_Texto para leitura:_
========================================================================

Visibilidade lésbica: coletivo Sapato Largo fortalece vivências e memórias através da escrita

Com oficinas, saraus e publicações independentes, grupo busca criar memória social sobre histórias e amores invisibilizados

Quando a artista multilinguagem Fernanda Meireles, a antropóloga Isadora Gurgel e a designer Laura Daviña decidiram criar um projeto de escrita criativa juntas, tinham os mesmos propósitos: criar redes de comunicação através da palavra e registrar histórias, descobertas e amores comumente invisibilizados. Assim surgiu, no início deste mês, o Sapato Largo, coletivo artístico cearense que tem como intuito impulsionar a produção sobre as diversas “vivências sapatônicas” na Capital.

Por meio de oficinas de escrita, saraus e da publicação independente de obras ficcionais e não-ficcionais, o grupo busca “criar memória social e um patrimônio material e imaterial através dos encontros”, explica Fernanda.

“O Sapato Largo veio de uma vontade de registrar nossas histórias e criar junto narrativas de ficção e poemas em torno do amor sapatão”, pontua a artista. “Ele se chama ‘largo’ porque, dentre as concepções do que é ser sapatão, existe a ideia de que as fronteiras entre orientação sexual e identidade de gênero podem, sim, estar um pouco borradas. Nós pensamos sobre ser mulher de outra maneira, de uma maneira um pouco mais ampla”, completa.

Deste modo, o coletivo se propõe a ser um espaço de criação não só para mulheres lésbicas – cis e trans –, mas também para pessoas transmasculinas e não-binárias.

[Queremos] que seja possível criar um documento histórico de uma maneira leve e divertida, criando espaços seguros para isso, e que a gente possa espalhar a nossa história e registrar o que é memória social de pessoas vivas ainda. A história acontece enquanto a gente escreve”, conclui Fernanda.

Eventos criam laços e difundem produção autoral

Pensado para dar vazão à criatividade, o grupo tem se reunido periodicamente para escrever, ler e criar laços entre pessoas que querem dividir suas memórias. O primeiro evento público do coletivo ocorreu no último dia 17, no Salão das Ilusões, e teve programação diversa: além da oficina de escrita e da leitura de escritos autorais, o espaço recebeu projeções de artes visuais e um workshop de pandeiro com a percussionista Ianka Oliveira.

========================================================================

_Tarefas a fazer:_
(a) Diga se cada afirmação concorda com o texto sobre o coletivo Sapato Largo. Responda sim ou não e cite as palavras do texto que decidem a resposta. (i) O coletivo foi criado por uma artista, uma antropóloga e uma designer. (ii) O coletivo é um espaço de criação apenas para mulheres lésbicas cis. (iii) O primeiro evento público do coletivo aconteceu no Salão das Ilusões.
(b) Segundo o texto sobre o coletivo Sapato Largo, quem conduziu o workshop de pandeiro no primeiro evento público?
(c) Continue, por favor, o texto sobre o coletivo Sapato Largo a partir da última frase.
Os registros não são necessários para nenhuma tarefa.

_Dados registrados:_
========================================================================

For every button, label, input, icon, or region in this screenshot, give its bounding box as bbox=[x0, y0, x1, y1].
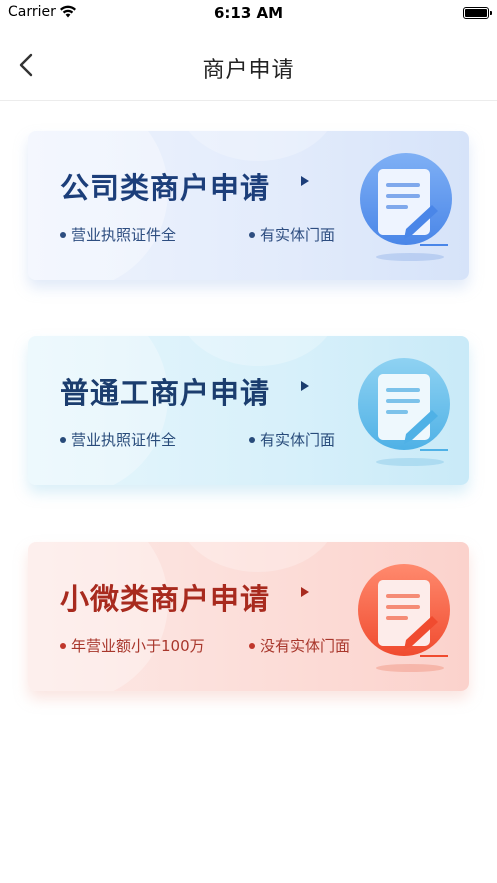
card-feature: 年营业额小于100万 bbox=[60, 635, 205, 656]
card-feature: 营业执照证件全 bbox=[60, 429, 176, 450]
card-feature: 没有实体门面 bbox=[249, 635, 350, 656]
card-feature: 营业执照证件全 bbox=[60, 224, 176, 245]
arrow-right-icon bbox=[301, 587, 309, 597]
card-feature: 有实体门面 bbox=[249, 429, 335, 450]
battery-icon bbox=[463, 7, 492, 19]
card-title: 小微类商户申请 bbox=[60, 582, 271, 616]
clock: 6:13 AM bbox=[213, 4, 284, 22]
card-title: 普通工商户申请 bbox=[60, 376, 271, 410]
card-feature: 有实体门面 bbox=[249, 224, 335, 245]
micro-merchant-card[interactable]: 小微类商户申请 年营业额小于100万 没有实体门面 bbox=[28, 542, 469, 691]
status-bar: Carrier 6:13 AM bbox=[0, 0, 497, 26]
document-edit-icon bbox=[358, 564, 450, 672]
individual-merchant-card[interactable]: 普通工商户申请 营业执照证件全 有实体门面 bbox=[28, 336, 469, 485]
card-title: 公司类商户申请 bbox=[60, 171, 271, 205]
arrow-right-icon bbox=[301, 381, 309, 391]
page-title: 商户申请 bbox=[202, 58, 295, 83]
document-edit-icon bbox=[360, 153, 452, 261]
document-edit-icon bbox=[358, 358, 450, 466]
nav-bar: 商户申请 bbox=[0, 26, 497, 101]
arrow-right-icon bbox=[301, 176, 309, 186]
company-merchant-card[interactable]: 公司类商户申请 营业执照证件全 有实体门面 bbox=[28, 131, 469, 280]
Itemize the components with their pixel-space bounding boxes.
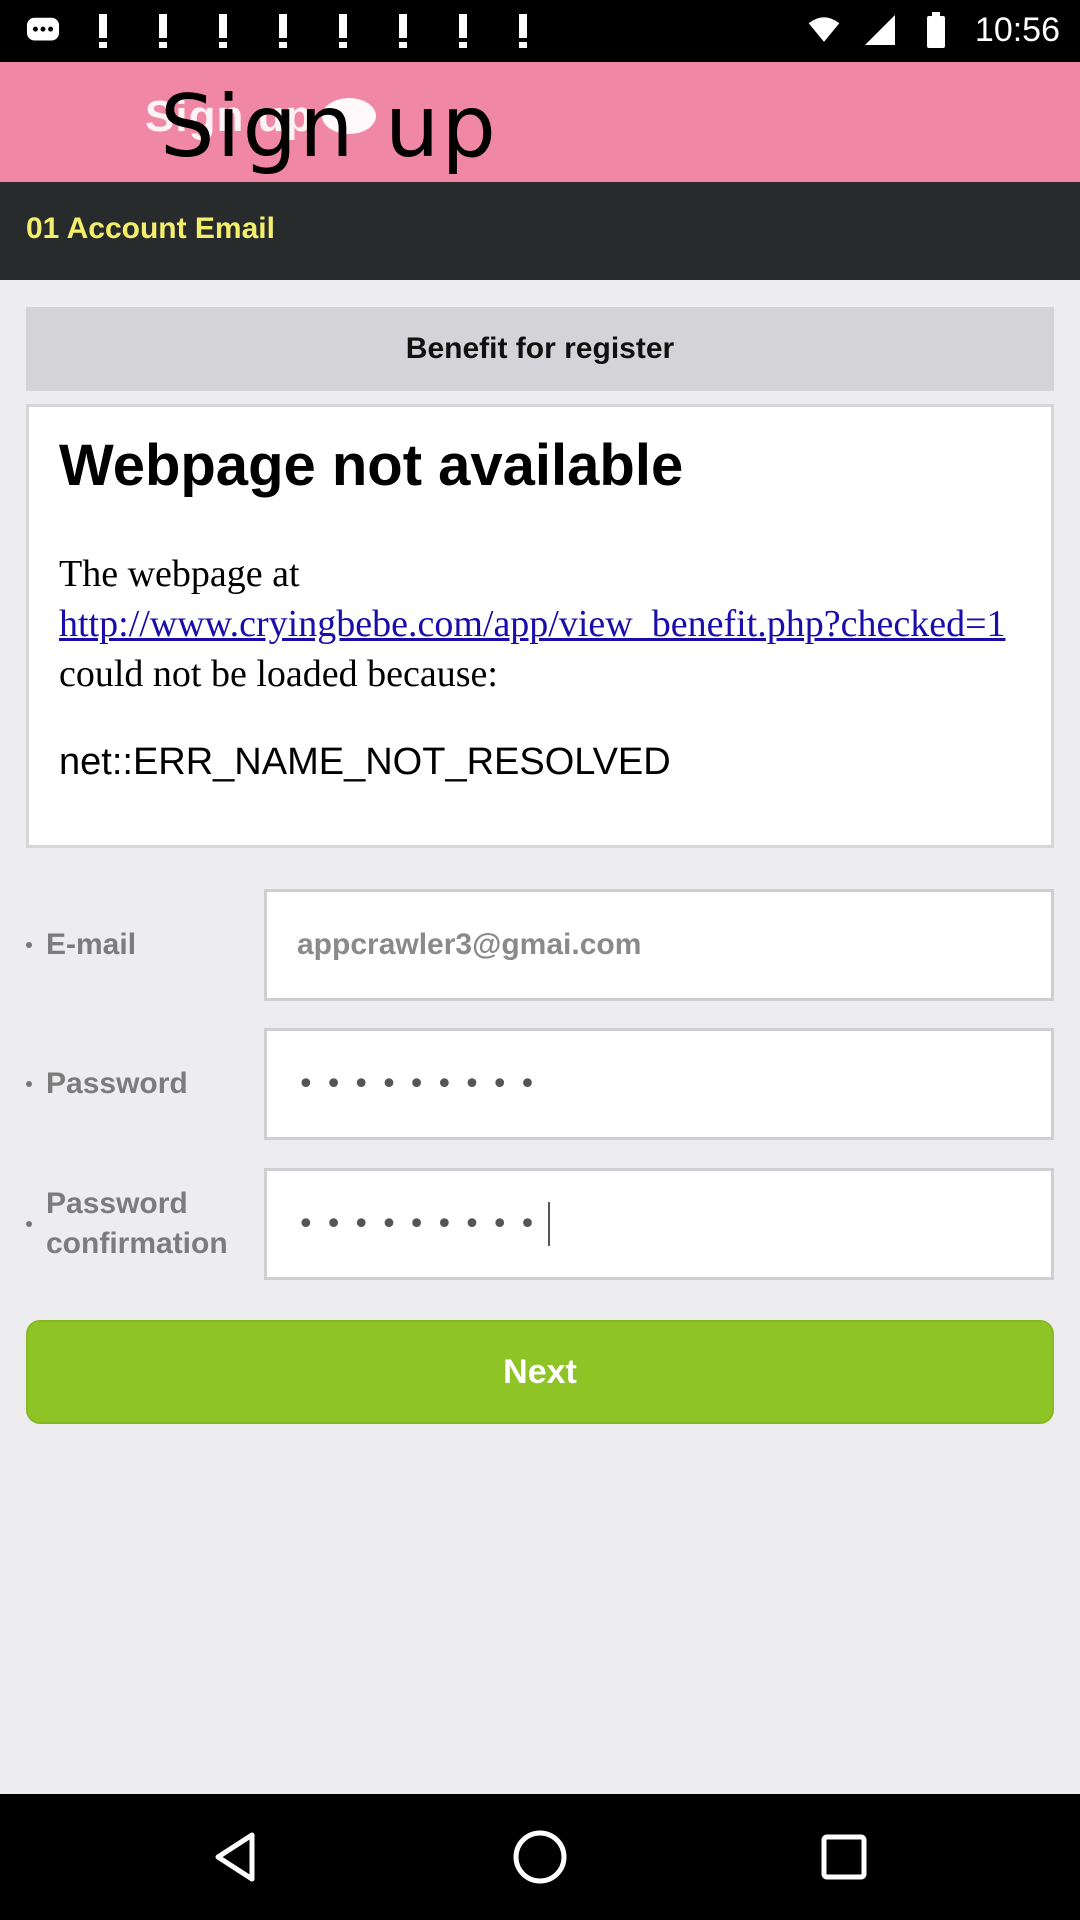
notification-icon <box>266 14 300 48</box>
notification-icon <box>506 14 540 48</box>
signal-icon <box>863 13 897 47</box>
clock: 10:56 <box>974 10 1060 49</box>
bullet-icon <box>26 1081 32 1087</box>
step-label: 01 Account Email <box>26 212 275 245</box>
bullet-icon <box>26 1221 32 1227</box>
battery-icon <box>919 12 953 48</box>
error-message: The webpage at http://www.cryingbebe.com… <box>59 549 1021 699</box>
step-bar: 01 Account Email <box>0 182 1080 280</box>
benefit-header: Benefit for register <box>26 307 1054 391</box>
text-cursor <box>548 1202 551 1246</box>
next-button[interactable]: Next <box>26 1320 1054 1424</box>
notification-icon <box>386 14 420 48</box>
password-value: ••••••••• <box>297 1066 547 1102</box>
notification-icon <box>146 14 180 48</box>
error-suffix: could not be loaded because: <box>59 653 498 695</box>
next-button-label: Next <box>503 1352 577 1391</box>
bullet-icon <box>26 942 32 948</box>
notification-icon <box>326 14 360 48</box>
notification-icon <box>86 14 120 48</box>
messages-icon <box>26 14 60 48</box>
email-label: E-mail <box>26 889 256 1001</box>
error-prefix: The webpage at <box>59 553 300 595</box>
password-row: Password ••••••••• <box>26 1028 1054 1140</box>
navigation-bar <box>0 1794 1080 1920</box>
email-row: E-mail appcrawler3@gmai.com <box>26 889 1054 1001</box>
wifi-icon <box>807 13 841 47</box>
password-confirmation-row: Password confirmation ••••••••• <box>26 1168 1054 1280</box>
app-header: Sign up Sign up <box>0 62 1080 182</box>
notification-icons <box>26 12 540 50</box>
password-confirmation-value: ••••••••• <box>297 1206 547 1242</box>
error-title: Webpage not available <box>59 433 684 498</box>
notification-icon <box>206 14 240 48</box>
page-title: Sign up <box>160 77 499 177</box>
recents-icon[interactable] <box>811 1824 877 1890</box>
password-confirmation-field[interactable]: ••••••••• <box>264 1168 1054 1280</box>
home-icon[interactable] <box>507 1824 573 1890</box>
password-label: Password <box>26 1028 256 1140</box>
benefit-title: Benefit for register <box>405 332 675 365</box>
email-value: appcrawler3@gmai.com <box>297 928 642 961</box>
password-field[interactable]: ••••••••• <box>264 1028 1054 1140</box>
back-icon[interactable] <box>203 1824 269 1890</box>
status-bar: 10:56 <box>0 0 1080 62</box>
error-url-link[interactable]: http://www.cryingbebe.com/app/view_benef… <box>59 603 1006 645</box>
notification-icon <box>446 14 480 48</box>
password-confirmation-label: Password confirmation <box>26 1168 256 1280</box>
email-field[interactable]: appcrawler3@gmai.com <box>264 889 1054 1001</box>
error-code: net::ERR_NAME_NOT_RESOLVED <box>59 741 671 783</box>
benefit-webview[interactable]: Webpage not available The webpage at htt… <box>26 404 1054 848</box>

========================================================================

_Resultados das tarefas:_
(a)
(i) Sim: "a artista multilinguagem Fernanda Meireles, a antropóloga Isadora Gurgel e a designer Laura Daviña decidiram criar um projeto de escrita criativa juntas".
(ii) Não: "não só para mulheres lésbicas – cis e trans –, mas também para pessoas transmasculinas e não-binárias".
(iii) Sim: "O primeiro evento público do coletivo ocorreu no último dia 17, no Salão das Ilusões".

(b) A percussionista Ianka Oliveira.

(c)
Durante o momento, cerca de 25 pessoas dividiram suas vivências e foram impulsionadas a realizar exercícios voltados para a escrita de si.

“A primeira parte da oficina focou na fabricação e apresentação de pequenos bilhetes, recados que gostaríamos de falar ou ter falado para a primeira pessoa pela qual nos apaixonamos quando adolescentes”, conta Isadora Gurgel. “Tudo o que precisávamos era mesmo de caneta, papel e memória”.

Outro exercício pedia que as presentes descrevessem a primeira "sapatão referência" de suas vidas. Um terceiro pedia que as oficineiras narrassem uma situação em que se sentiram livres e seguras enquanto lésbicas.

“Algumas de nós demoramos a lembrar, mas logo veio à tona. A família surgiu como suporte de muitas, assim como as amizades enquanto família. Mas também houve namoradas que nos ajudaram a descobrir que o amor também pode ser nosso acalanto nos momentos mais difíceis de ausência e de ruptura”, lembra Isadora.

O resultado do encontro, que durou o dia inteiro, foi publicado no zine intitulado “Sapato Largo”, lançado em parceria com a Associação dos Docentes da Universidade Federal do Ceará (ADUFC) na última quinta-feira (22), no Beco do Tambor, Centro da Cidade.

A palavra literária nunca foi um luxo para nós, mulheres lésbicas, bissexuais, pessoas trans não-bináries e transmasculines que se identificam como sapatonas, sapatãs, sapatões. Na verdade, a escrita continua a ser a ferramenta responsável para que outros mundos sejam possíveis, onde nossa existência ultrapasse a sobrevivência."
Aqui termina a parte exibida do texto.